▶ Task brief
Find the lines that hold "charakter". Report only how many there are.
^^^^^^^^^^^^^^^^
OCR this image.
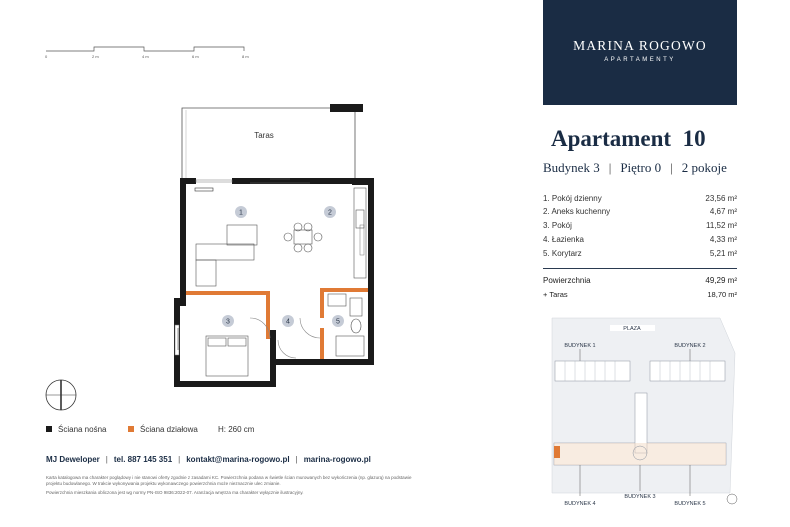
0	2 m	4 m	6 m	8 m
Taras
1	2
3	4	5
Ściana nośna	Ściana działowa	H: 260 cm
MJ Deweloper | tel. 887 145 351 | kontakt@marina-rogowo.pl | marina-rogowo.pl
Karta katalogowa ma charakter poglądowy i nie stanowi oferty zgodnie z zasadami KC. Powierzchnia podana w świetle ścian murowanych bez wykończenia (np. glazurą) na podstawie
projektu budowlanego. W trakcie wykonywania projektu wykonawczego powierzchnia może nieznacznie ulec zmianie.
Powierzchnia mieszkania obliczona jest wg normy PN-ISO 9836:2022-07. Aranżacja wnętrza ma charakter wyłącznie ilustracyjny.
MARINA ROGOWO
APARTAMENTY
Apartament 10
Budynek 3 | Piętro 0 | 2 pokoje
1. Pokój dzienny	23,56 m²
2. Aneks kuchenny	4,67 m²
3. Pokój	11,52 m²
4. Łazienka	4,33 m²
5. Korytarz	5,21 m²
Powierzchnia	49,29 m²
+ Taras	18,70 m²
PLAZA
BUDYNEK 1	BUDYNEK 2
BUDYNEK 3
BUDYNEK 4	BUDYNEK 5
^^^^^^^^^^^^^^^^
▶ Response for this exercise
2